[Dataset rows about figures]
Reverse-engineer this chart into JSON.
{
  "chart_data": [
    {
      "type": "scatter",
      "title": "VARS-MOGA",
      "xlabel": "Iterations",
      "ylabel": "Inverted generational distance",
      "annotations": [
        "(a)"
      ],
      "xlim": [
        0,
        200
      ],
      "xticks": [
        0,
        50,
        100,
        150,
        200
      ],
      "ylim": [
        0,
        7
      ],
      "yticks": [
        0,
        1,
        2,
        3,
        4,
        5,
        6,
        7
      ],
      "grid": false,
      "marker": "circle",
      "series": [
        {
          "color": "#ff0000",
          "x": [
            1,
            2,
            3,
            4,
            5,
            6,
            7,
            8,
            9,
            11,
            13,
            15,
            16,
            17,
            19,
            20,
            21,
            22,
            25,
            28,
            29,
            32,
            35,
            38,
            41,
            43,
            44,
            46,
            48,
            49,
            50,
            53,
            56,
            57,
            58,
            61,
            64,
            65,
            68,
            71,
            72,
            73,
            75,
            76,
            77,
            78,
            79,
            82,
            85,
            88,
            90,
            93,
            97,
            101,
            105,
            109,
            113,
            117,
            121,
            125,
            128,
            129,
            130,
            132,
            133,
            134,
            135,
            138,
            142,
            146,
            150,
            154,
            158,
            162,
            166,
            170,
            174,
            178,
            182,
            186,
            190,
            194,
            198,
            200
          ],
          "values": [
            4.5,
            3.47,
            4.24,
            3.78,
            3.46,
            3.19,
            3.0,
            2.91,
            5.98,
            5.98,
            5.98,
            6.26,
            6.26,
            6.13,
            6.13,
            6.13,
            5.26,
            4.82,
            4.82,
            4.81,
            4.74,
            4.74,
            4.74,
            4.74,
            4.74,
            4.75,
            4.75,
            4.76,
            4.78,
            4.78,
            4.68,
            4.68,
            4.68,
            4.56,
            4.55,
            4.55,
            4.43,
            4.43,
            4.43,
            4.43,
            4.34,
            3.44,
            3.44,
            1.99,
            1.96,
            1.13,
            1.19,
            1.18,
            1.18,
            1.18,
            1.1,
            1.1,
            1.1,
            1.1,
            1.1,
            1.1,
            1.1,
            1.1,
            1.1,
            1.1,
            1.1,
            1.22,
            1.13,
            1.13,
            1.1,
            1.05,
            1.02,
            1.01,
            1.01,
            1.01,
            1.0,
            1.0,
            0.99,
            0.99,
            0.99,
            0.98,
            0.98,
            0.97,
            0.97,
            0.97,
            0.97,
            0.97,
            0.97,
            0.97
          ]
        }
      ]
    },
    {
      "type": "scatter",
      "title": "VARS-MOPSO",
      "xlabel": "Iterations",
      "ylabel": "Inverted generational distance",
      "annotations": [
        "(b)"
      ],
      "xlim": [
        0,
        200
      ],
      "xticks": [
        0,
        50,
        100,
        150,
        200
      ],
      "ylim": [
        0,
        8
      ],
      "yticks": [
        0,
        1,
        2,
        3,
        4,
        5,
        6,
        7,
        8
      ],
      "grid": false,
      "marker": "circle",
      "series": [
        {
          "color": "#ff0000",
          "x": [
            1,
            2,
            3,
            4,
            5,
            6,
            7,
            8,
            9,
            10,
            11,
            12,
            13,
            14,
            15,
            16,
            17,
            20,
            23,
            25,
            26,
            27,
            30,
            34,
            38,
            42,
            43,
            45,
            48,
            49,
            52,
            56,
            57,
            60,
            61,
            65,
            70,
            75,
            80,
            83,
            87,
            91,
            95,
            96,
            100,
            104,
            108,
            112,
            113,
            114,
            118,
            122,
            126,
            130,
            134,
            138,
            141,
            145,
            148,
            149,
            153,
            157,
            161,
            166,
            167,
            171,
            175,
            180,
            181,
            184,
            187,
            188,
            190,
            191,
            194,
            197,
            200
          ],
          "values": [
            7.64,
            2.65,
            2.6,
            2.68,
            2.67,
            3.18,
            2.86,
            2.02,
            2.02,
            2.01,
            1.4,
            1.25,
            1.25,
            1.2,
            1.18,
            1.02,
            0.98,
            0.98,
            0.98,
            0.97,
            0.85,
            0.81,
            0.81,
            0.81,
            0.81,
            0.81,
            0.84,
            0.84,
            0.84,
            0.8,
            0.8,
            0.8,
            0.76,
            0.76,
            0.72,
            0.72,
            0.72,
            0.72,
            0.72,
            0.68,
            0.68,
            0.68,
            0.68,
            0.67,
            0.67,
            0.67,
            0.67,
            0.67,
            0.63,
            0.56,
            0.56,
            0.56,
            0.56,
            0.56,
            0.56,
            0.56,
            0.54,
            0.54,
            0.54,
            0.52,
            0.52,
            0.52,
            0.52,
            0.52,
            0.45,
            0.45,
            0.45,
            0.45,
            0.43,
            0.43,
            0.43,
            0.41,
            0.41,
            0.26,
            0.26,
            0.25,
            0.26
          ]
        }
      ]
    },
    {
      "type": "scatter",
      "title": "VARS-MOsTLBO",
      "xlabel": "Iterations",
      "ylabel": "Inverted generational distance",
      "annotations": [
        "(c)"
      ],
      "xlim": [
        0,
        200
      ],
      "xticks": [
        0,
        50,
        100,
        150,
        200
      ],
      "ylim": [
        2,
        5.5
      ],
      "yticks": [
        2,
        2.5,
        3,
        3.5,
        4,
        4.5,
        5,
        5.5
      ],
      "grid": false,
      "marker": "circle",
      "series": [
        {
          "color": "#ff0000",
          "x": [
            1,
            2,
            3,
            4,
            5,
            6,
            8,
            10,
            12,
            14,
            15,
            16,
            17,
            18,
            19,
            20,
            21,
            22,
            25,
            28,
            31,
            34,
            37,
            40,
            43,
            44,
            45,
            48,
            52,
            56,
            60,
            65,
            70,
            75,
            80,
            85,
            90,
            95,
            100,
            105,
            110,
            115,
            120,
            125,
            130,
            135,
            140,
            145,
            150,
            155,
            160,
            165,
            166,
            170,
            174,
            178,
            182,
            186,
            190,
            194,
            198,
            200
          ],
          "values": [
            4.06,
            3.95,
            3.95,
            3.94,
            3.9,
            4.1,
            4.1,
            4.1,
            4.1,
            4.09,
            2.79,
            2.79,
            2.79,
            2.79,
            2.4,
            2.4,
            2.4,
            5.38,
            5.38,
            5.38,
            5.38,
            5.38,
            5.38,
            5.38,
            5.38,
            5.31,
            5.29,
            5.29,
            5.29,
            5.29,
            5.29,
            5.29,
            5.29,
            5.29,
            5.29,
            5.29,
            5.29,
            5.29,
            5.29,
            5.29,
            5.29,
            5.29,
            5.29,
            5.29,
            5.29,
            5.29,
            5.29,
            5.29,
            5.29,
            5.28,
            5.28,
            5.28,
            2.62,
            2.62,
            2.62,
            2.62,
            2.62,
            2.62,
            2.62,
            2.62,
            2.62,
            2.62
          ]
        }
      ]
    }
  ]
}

▶ _Given problem_:
Look through the entries above for the word "title". Copy every line where it shows up.

▶ _Exercise answer_:
      "title": "VARS-MOGA",
      "title": "VARS-MOPSO",
      "title": "VARS-MOsTLBO",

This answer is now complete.